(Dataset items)
Begin

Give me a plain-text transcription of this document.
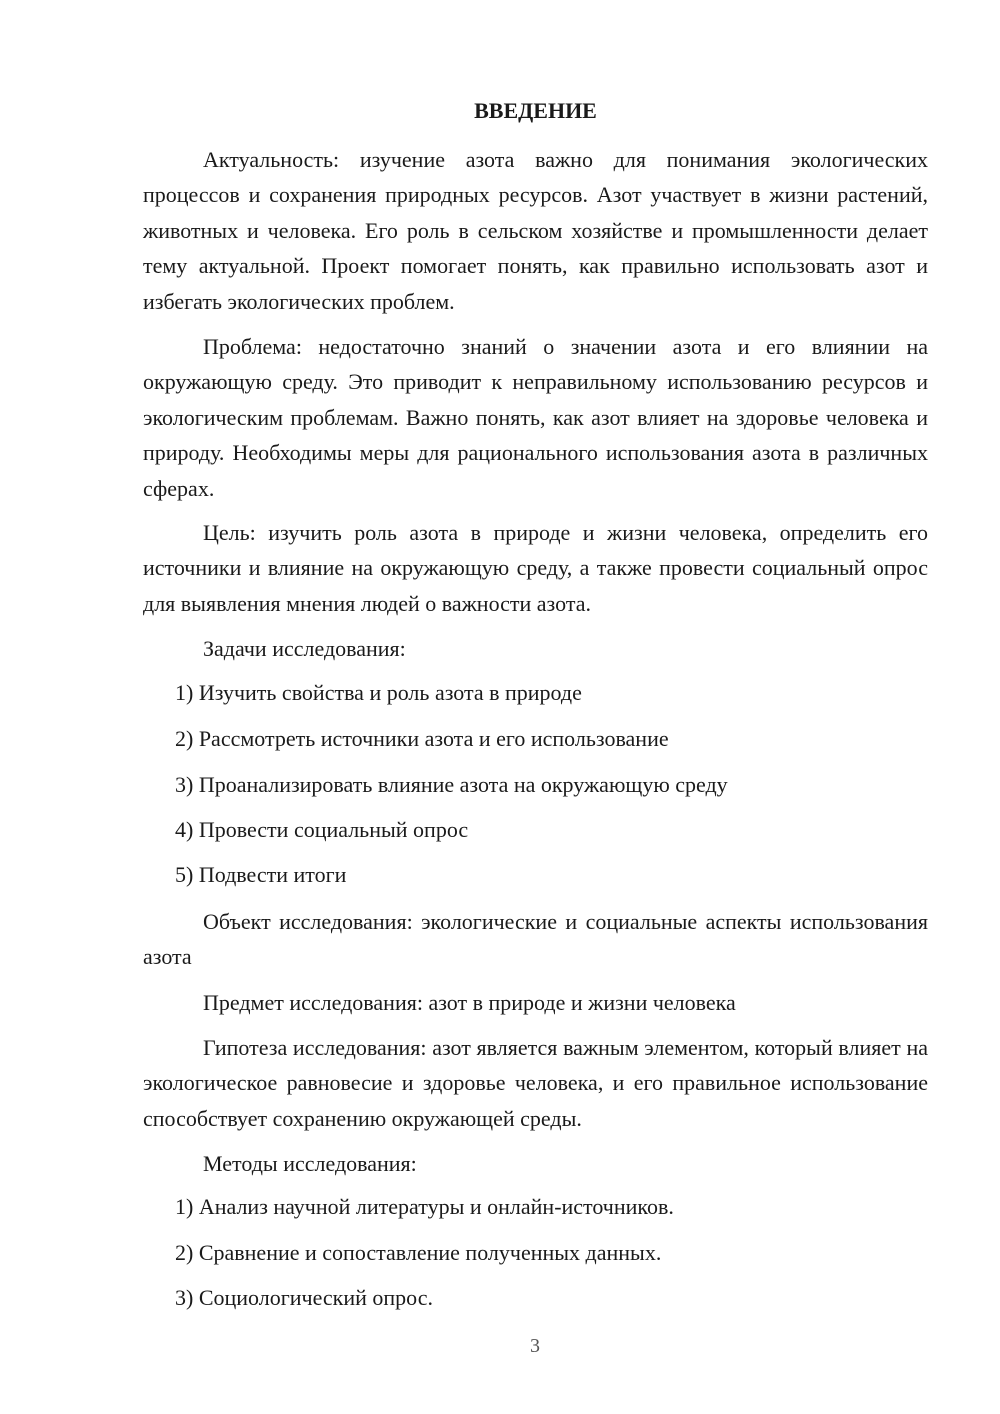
ВВЕДЕНИЕ

Актуальность: изучение азота важно для понимания экологических процессов и сохранения природных ресурсов. Азот участвует в жизни растений, животных и человека. Его роль в сельском хозяйстве и промышленности делает тему актуальной. Проект помогает понять, как правильно использовать азот и избегать экологических проблем.

Проблема: недостаточно знаний о значении азота и его влиянии на окружающую среду. Это приводит к неправильному использованию ресурсов и экологическим проблемам. Важно понять, как азот влияет на здоровье человека и природу. Необходимы меры для рационального использования азота в различных сферах.

Цель: изучить роль азота в природе и жизни человека, определить его источники и влияние на окружающую среду, а также провести социальный опрос для выявления мнения людей о важности азота.

Задачи исследования:

1) Изучить свойства и роль азота в природе

2) Рассмотреть источники азота и его использование

3) Проанализировать влияние азота на окружающую среду

4) Провести социальный опрос

5) Подвести итоги

Объект исследования: экологические и социальные аспекты использования азота

Предмет исследования: азот в природе и жизни человека

Гипотеза исследования: азот является важным элементом, который влияет на экологическое равновесие и здоровье человека, и его правильное использование способствует сохранению окружающей среды.

Методы исследования:

1) Анализ научной литературы и онлайн-источников.

2) Сравнение и сопоставление полученных данных.

3) Социологический опрос.

3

End

(TASK TO CARRY OUT)
Using the records above, list each line that includes "жизни".

(COMPLETE ANSWER)
Актуальность: изучение азота важно для понимания экологических процессов и сохранения природных ресурсов. Азот участвует в жизни растений, животных и человека. Его роль в сельском хозяйстве и промышленности делает тему актуальной. Проект помогает понять, как правильно использовать азот и избегать экологических проблем.
Цель: изучить роль азота в природе и жизни человека, определить его источники и влияние на окружающую среду, а также провести социальный опрос для выявления мнения людей о важности азота.
Предмет исследования: азот в природе и жизни человека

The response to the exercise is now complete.